* _TO DO_
Write every record out again exactly, and keep images out of it.

** BEGIN RECORDED DATA **

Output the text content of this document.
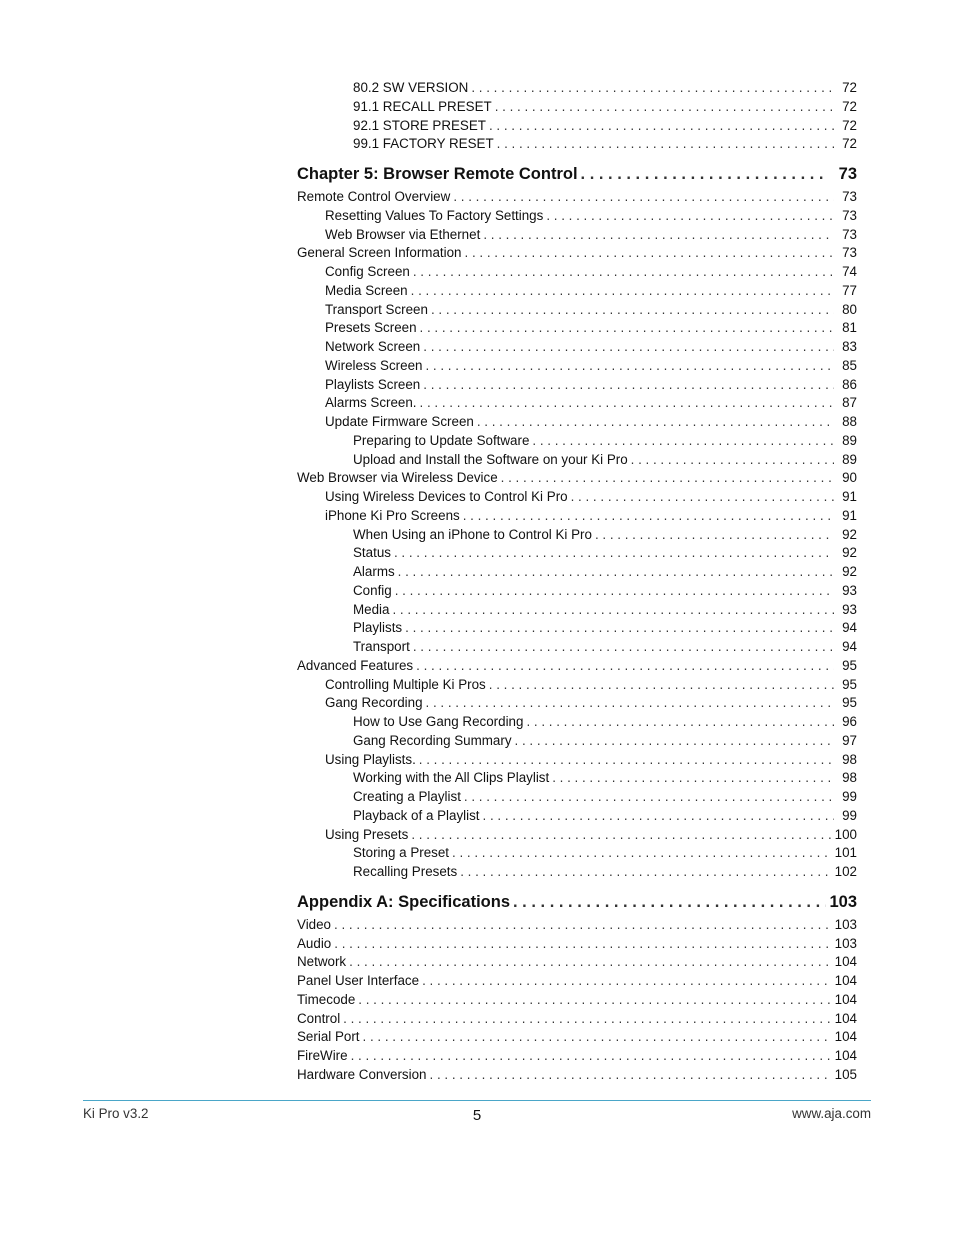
80.2 SW VERSION . . .	72
91.1 RECALL PRESET . . .	72
92.1 STORE PRESET . . .	72
99.1 FACTORY RESET . . .	72
Chapter 5: Browser Remote Control . . .	73
Remote Control Overview . . .	73
Resetting Values To Factory Settings . . .	73
Web Browser via Ethernet . . .	73
General Screen Information . . .	73
Config Screen . . .	74
Media Screen . . .	77
Transport Screen . . .	80
Presets Screen . . .	81
Network Screen . . .	83
Wireless Screen . . .	85
Playlists Screen . . .	86
Alarms Screen. . . .	87
Update Firmware Screen . . .	88
Preparing to Update Software . . .	89
Upload and Install the Software on your Ki Pro . . .	89
Web Browser via Wireless Device . . .	90
Using Wireless Devices to Control Ki Pro . . .	91
iPhone Ki Pro Screens . . .	91
When Using an iPhone to Control Ki Pro . . .	92
Status . . .	92
Alarms . . .	92
Config . . .	93
Media . . .	93
Playlists . . .	94
Transport . . .	94
Advanced Features . . .	95
Controlling Multiple Ki Pros . . .	95
Gang Recording . . .	95
How to Use Gang Recording . . .	96
Gang Recording Summary . . .	97
Using Playlists. . . .	98
Working with the All Clips Playlist . . .	98
Creating a Playlist . . .	99
Playback of a Playlist . . .	99
Using Presets . . .	100
Storing a Preset . . .	101
Recalling Presets . . .	102
Appendix A: Specifications . . .	103
Video . . .	103
Audio . . .	103
Network . . .	104
Panel User Interface . . .	104
Timecode . . .	104
Control . . .	104
Serial Port . . .	104
FireWire . . .	104
Hardware Conversion . . .	105
Ki Pro v3.2	5	www.aja.com
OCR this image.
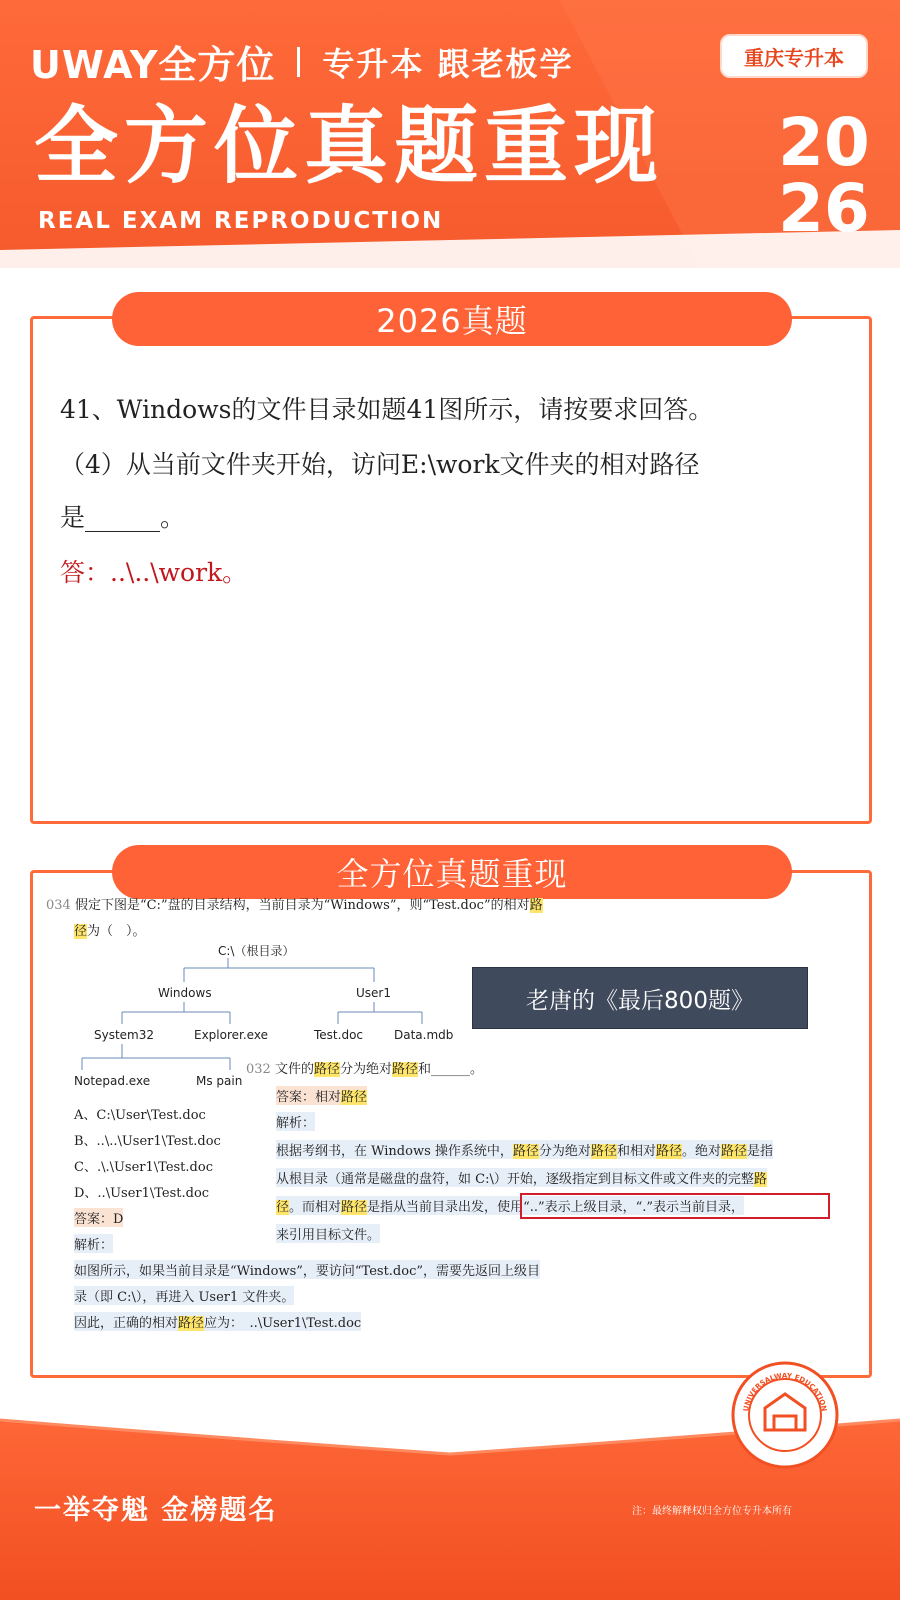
UWAY全方位 专升本 跟老板学	重庆专升本
全方位真题重现
REAL EXAM REPRODUCTION
20
26
2026真题
41、Windows的文件目录如题41图所示，请按要求回答。
（4）从当前文件夹开始，访问E:\work文件夹的相对路径
是______。
答：..\..\work。
全方位真题重现
034 假定下图是“C:”盘的目录结构，当前目录为“Windows”，则“Test.doc”的相对路
径为（　）。
C:\（根目录）
Windows	User1
System32	Explorer.exe	Test.doc	Data.mdb
Notepad.exe	Ms pain
A、C:\User\Test.doc
B、..\..\User1\Test.doc
C、.\.\User1\Test.doc
D、..\User1\Test.doc
答案：D
解析：
如图所示，如果当前目录是“Windows”，要访问“Test.doc”，需要先返回上级目
录（即 C:\），再进入 User1 文件夹。
因此，正确的相对路径应为：　..\User1\Test.doc
032 文件的路径分为绝对路径和______。
答案：相对路径
解析：
根据考纲书，在 Windows 操作系统中，路径分为绝对路径和相对路径。绝对路径是指
从根目录（通常是磁盘的盘符，如 C:\）开始，逐级指定到目标文件或文件夹的完整路
径。而相对路径是指从当前目录出发，使用“..”表示上级目录，“.”表示当前目录，
来引用目标文件。
老唐的《最后800题》
一举夺魁 金榜题名	注：最终解释权归全方位专升本所有
UNIVERSALWAY EDUCATION
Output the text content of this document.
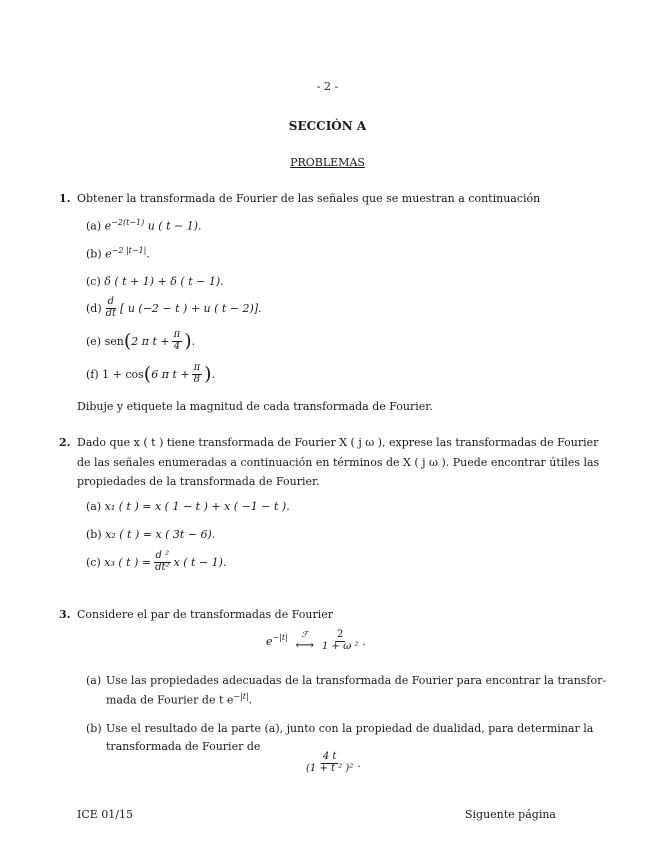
- 2 -
SECCIÓN A
PROBLEMAS
1. Obtener la transformada de Fourier de las señales que se muestran a continuación
(a) $e^{-2(t-1)}$ u ( t − 1).
(b) $e^{-2 |t-1|}$.
(c) δ ( t + 1) + δ ( t − 1).
$(d) \frac{d}{dt}$ [ u (−2 − t ) + u ( t − 2)].
(e)
sen ( 2 π $t + \frac{\pi}{4}$ ) .
(f)
1 + cos ( 6 π $t + \frac{\pi}{8}$ ) .
Dibuje y etiquete la magnitud de cada transformada de Fourier.
2. Dado que x ( t ) tiene transformada de Fourier X ( j ω ), exprese las transformadas de Fourier
de las señales enumeradas a continuación en términos de X ( j ω ). Puede encontrar útiles las
propiedades de la transformada de Fourier.
(a) x₁ ( t ) = x ( 1 − t ) + x ( −1 − t ).
(b) x₂ ( t ) = x ( 3t − 6).
(c)
x₃ ( t ) = $\frac{\text{d ²}}{\text{dt²}}$ x ( t − 1).
3. Considere el par de transformadas de Fourier
$e^{-|t|}$
ℱ
⟷ $\frac{2}{\text{1 + ω ²}}$ .
(a) Use las propiedades adecuadas de la transformada de Fourier para encontrar la transfor-
mada de Fourier de t $e^{-|t|}$.
(b) Use el resultado de la parte (a), junto con la propiedad de dualidad, para determinar la
transformada de Fourier de
$\frac{4 t}{\text{(1 + t ² )²}}$ .
ICE 01/15	Siguente página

** END RECORDED DATA **

* _TASK RESULT_
Output the text content of this document.
80.2 SW VERSION . . .	72
91.1 RECALL PRESET . . .	72
92.1 STORE PRESET . . .	72
99.1 FACTORY RESET . . .	72
Chapter 5: Browser Remote Control . . .	73
Remote Control Overview . . .	73
Resetting Values To Factory Settings . . .	73
Web Browser via Ethernet . . .	73
General Screen Information . . .	73
Config Screen . . .	74
Media Screen . . .	77
Transport Screen . . .	80
Presets Screen . . .	81
Network Screen . . .	83
Wireless Screen . . .	85
Playlists Screen . . .	86
Alarms Screen. . . .	87
Update Firmware Screen . . .	88
Preparing to Update Software . . .	89
Upload and Install the Software on your Ki Pro . . .	89
Web Browser via Wireless Device . . .	90
Using Wireless Devices to Control Ki Pro . . .	91
iPhone Ki Pro Screens . . .	91
When Using an iPhone to Control Ki Pro . . .	92
Status . . .	92
Alarms . . .	92
Config . . .	93
Media . . .	93
Playlists . . .	94
Transport . . .	94
Advanced Features . . .	95
Controlling Multiple Ki Pros . . .	95
Gang Recording . . .	95
How to Use Gang Recording . . .	96
Gang Recording Summary . . .	97
Using Playlists. . . .	98
Working with the All Clips Playlist . . .	98
Creating a Playlist . . .	99
Playback of a Playlist . . .	99
Using Presets . . .	100
Storing a Preset . . .	101
Recalling Presets . . .	102
Appendix A: Specifications . . .	103
Video . . .	103
Audio . . .	103
Network . . .	104
Panel User Interface . . .	104
Timecode . . .	104
Control . . .	104
Serial Port . . .	104
FireWire . . .	104
Hardware Conversion . . .	105
Ki Pro v3.2	5	www.aja.com
OCR this image.
UWAY全方位 专升本 跟老板学	重庆专升本
全方位真题重现
REAL EXAM REPRODUCTION
20
26
2026真题
41、Windows的文件目录如题41图所示，请按要求回答。
（4）从当前文件夹开始，访问E:\work文件夹的相对路径
是______。
答：..\..\work。
全方位真题重现
034 假定下图是“C:”盘的目录结构，当前目录为“Windows”，则“Test.doc”的相对路
径为（　）。
C:\（根目录）
Windows	User1
System32	Explorer.exe	Test.doc	Data.mdb
Notepad.exe	Ms pain
A、C:\User\Test.doc
B、..\..\User1\Test.doc
C、.\.\User1\Test.doc
D、..\User1\Test.doc
答案：D
解析：
如图所示，如果当前目录是“Windows”，要访问“Test.doc”，需要先返回上级目
录（即 C:\），再进入 User1 文件夹。
因此，正确的相对路径应为：　..\User1\Test.doc
032 文件的路径分为绝对路径和______。
答案：相对路径
解析：
根据考纲书，在 Windows 操作系统中，路径分为绝对路径和相对路径。绝对路径是指
从根目录（通常是磁盘的盘符，如 C:\）开始，逐级指定到目标文件或文件夹的完整路
径。而相对路径是指从当前目录出发，使用“..”表示上级目录，“.”表示当前目录，
来引用目标文件。
老唐的《最后800题》
一举夺魁 金榜题名	注：最终解释权归全方位专升本所有
UNIVERSALWAY EDUCATION
Output the text content of this document.
- 2 -
SECCIÓN A
PROBLEMAS
1. Obtener la transformada de Fourier de las señales que se muestran a continuación
(a) $e^{-2(t-1)}$ u ( t − 1).
(b) $e^{-2 |t-1|}$.
(c) δ ( t + 1) + δ ( t − 1).
$(d) \frac{d}{dt}$ [ u (−2 − t ) + u ( t − 2)].
(e)
sen ( 2 π $t + \frac{\pi}{4}$ ) .
(f)
1 + cos ( 6 π $t + \frac{\pi}{8}$ ) .
Dibuje y etiquete la magnitud de cada transformada de Fourier.
2. Dado que x ( t ) tiene transformada de Fourier X ( j ω ), exprese las transformadas de Fourier
de las señales enumeradas a continuación en términos de X ( j ω ). Puede encontrar útiles las
propiedades de la transformada de Fourier.
(a) x₁ ( t ) = x ( 1 − t ) + x ( −1 − t ).
(b) x₂ ( t ) = x ( 3t − 6).
(c)
x₃ ( t ) = $\frac{\text{d ²}}{\text{dt²}}$ x ( t − 1).
3. Considere el par de transformadas de Fourier
$e^{-|t|}$
ℱ
⟷ $\frac{2}{\text{1 + ω ²}}$ .
(a) Use las propiedades adecuadas de la transformada de Fourier para encontrar la transfor-
mada de Fourier de t $e^{-|t|}$.
(b) Use el resultado de la parte (a), junto con la propiedad de dualidad, para determinar la
transformada de Fourier de
$\frac{4 t}{\text{(1 + t ² )²}}$ .
ICE 01/15	Siguente página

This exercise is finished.